• What is required
Beginning with the line where "Give me the" appears, repeat every remaining line of the entries exactly, the last line included.

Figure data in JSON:
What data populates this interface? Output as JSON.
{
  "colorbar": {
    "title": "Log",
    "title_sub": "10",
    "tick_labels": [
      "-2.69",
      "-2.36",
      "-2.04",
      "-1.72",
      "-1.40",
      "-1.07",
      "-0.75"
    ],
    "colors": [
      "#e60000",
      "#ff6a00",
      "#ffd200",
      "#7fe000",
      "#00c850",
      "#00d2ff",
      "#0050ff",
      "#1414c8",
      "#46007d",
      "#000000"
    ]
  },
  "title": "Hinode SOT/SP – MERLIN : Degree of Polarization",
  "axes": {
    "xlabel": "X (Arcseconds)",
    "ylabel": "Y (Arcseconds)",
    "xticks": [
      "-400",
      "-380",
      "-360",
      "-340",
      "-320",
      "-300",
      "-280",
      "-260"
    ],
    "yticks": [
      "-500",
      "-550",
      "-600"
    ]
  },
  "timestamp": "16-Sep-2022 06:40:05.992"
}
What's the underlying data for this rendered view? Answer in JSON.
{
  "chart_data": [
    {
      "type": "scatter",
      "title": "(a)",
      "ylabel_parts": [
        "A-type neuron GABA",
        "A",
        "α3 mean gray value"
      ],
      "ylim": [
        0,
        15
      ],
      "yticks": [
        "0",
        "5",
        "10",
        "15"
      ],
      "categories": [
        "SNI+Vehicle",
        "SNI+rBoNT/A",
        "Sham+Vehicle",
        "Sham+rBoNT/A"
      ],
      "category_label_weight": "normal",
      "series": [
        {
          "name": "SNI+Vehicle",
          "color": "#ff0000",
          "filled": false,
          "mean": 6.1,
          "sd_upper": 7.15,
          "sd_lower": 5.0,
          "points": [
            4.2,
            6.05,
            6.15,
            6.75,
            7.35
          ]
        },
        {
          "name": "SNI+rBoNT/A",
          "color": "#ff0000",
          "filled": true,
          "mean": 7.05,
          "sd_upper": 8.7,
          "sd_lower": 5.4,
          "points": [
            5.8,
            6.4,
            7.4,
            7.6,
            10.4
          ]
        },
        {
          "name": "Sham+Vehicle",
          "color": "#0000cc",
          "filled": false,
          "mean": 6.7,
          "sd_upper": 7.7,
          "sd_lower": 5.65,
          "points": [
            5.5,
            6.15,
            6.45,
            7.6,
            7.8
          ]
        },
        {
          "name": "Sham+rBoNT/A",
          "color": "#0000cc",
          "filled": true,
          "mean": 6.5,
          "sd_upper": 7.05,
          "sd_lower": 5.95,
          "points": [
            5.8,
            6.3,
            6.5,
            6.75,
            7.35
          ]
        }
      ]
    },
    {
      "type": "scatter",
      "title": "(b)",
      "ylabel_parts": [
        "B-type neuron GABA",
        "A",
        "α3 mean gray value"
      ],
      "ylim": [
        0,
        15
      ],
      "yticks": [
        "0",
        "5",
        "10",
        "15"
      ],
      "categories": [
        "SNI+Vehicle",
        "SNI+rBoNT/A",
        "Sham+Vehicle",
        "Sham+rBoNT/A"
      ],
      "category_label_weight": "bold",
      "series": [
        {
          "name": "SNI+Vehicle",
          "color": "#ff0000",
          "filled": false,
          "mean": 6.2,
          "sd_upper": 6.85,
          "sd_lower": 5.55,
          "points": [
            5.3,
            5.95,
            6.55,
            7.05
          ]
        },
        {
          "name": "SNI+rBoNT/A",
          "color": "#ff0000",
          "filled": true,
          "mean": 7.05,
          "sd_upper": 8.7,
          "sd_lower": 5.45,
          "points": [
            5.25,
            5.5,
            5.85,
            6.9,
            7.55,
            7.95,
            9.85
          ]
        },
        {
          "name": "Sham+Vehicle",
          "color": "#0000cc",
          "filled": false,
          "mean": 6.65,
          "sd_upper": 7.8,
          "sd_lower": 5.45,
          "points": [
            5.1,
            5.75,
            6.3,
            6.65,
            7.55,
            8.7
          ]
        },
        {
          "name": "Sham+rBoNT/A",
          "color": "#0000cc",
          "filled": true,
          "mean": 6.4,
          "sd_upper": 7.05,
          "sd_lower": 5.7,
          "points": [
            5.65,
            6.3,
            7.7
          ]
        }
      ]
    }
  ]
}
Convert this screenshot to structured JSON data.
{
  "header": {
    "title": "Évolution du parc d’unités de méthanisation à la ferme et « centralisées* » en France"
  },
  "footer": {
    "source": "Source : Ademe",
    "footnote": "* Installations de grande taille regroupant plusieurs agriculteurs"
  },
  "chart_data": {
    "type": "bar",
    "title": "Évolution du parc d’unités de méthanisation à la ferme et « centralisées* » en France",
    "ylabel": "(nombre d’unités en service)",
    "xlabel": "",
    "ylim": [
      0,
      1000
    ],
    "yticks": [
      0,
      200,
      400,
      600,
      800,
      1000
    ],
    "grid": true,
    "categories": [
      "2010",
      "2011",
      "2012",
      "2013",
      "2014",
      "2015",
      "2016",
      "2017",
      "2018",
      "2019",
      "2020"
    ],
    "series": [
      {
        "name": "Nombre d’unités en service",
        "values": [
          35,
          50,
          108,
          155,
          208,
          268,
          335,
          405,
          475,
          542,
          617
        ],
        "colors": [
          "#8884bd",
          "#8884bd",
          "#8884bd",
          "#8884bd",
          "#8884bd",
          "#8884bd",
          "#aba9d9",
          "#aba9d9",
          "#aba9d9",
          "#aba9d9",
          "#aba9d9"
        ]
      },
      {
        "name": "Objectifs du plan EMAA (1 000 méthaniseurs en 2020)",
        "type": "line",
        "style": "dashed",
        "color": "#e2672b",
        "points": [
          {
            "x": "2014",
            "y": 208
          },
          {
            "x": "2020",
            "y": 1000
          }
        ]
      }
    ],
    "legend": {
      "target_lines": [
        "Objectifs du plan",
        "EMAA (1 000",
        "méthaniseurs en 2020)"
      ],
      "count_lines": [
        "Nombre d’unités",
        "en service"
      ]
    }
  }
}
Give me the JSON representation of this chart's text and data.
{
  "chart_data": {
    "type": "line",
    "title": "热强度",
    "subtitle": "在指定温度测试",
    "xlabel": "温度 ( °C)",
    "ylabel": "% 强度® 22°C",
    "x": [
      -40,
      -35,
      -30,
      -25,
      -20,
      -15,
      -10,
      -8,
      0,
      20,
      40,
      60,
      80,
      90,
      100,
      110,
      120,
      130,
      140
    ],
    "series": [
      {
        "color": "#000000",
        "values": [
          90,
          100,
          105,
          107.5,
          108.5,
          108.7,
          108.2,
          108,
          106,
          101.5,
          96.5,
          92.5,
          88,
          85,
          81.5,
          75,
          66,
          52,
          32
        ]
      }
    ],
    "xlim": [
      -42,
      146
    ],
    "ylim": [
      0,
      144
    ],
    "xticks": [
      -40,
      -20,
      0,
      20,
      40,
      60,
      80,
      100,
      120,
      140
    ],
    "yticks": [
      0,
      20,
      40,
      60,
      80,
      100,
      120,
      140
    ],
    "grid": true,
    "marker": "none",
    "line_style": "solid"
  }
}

• Complete response
Give me the JSON representation of this chart's text and data.
{
  "chart_data": {
    "type": "line",
    "title": "热强度",
    "subtitle": "在指定温度测试",
    "xlabel": "温度 ( °C)",
    "ylabel": "% 强度® 22°C",
    "x": [
      -40,
      -35,
      -30,
      -25,
      -20,
      -15,
      -10,
      -8,
      0,
      20,
      40,
      60,
      80,
      90,
      100,
      110,
      120,
      130,
      140
    ],
    "series": [
      {
        "color": "#000000",
        "values": [
          90,
          100,
          105,
          107.5,
          108.5,
          108.7,
          108.2,
          108,
          106,
          101.5,
          96.5,
          92.5,
          88,
          85,
          81.5,
          75,
          66,
          52,
          32
        ]
      }
    ],
    "xlim": [
      -42,
      146
    ],
    "ylim": [
      0,
      144
    ],
    "xticks": [
      -40,
      -20,
      0,
      20,
      40,
      60,
      80,
      100,
      120,
      140
    ],
    "yticks": [
      0,
      20,
      40,
      60,
      80,
      100,
      120,
      140
    ],
    "grid": true,
    "marker": "none",
    "line_style": "solid"
  }
}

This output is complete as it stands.